> **SET PROBLEM**:
Report all lines holding "Maintenance".

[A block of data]
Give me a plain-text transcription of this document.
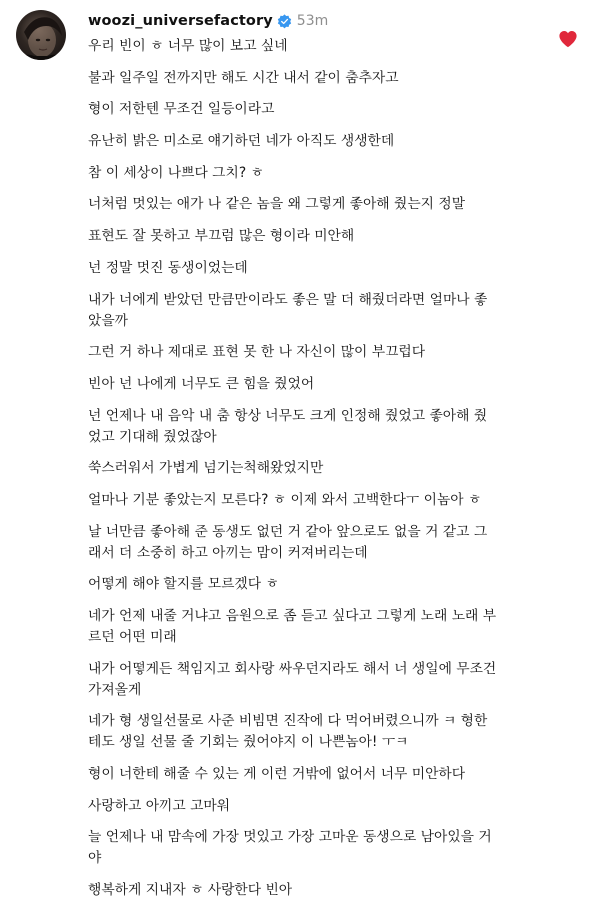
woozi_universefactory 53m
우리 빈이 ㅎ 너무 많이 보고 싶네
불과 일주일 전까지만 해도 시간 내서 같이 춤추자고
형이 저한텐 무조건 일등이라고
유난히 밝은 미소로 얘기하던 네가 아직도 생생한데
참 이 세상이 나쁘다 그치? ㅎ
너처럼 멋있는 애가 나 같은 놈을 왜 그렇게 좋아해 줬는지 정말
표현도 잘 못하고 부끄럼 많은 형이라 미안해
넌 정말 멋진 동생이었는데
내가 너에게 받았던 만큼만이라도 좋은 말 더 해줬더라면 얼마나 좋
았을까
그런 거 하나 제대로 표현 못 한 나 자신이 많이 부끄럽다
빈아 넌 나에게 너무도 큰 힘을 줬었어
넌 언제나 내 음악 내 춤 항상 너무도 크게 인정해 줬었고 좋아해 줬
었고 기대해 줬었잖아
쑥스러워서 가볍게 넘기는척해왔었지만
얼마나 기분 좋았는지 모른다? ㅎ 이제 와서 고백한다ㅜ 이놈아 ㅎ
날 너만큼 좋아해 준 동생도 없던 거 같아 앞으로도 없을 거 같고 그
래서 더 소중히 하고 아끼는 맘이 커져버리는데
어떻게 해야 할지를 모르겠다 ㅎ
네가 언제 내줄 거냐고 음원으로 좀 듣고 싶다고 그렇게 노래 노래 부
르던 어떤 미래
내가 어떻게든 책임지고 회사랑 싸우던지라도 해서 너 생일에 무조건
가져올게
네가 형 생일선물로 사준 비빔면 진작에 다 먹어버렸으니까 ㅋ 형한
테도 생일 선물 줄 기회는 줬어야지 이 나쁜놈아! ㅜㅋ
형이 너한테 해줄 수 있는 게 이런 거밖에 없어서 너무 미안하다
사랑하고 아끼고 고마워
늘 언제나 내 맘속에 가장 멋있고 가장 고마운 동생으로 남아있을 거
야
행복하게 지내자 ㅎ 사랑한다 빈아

---

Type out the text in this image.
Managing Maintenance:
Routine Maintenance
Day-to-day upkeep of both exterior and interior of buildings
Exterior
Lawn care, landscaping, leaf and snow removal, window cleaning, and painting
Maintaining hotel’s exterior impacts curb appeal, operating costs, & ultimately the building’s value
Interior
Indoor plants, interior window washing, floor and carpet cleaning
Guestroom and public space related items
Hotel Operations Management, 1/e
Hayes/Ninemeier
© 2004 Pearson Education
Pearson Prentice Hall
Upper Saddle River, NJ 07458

> **FULL ANSWER**:
Managing Maintenance:
Routine Maintenance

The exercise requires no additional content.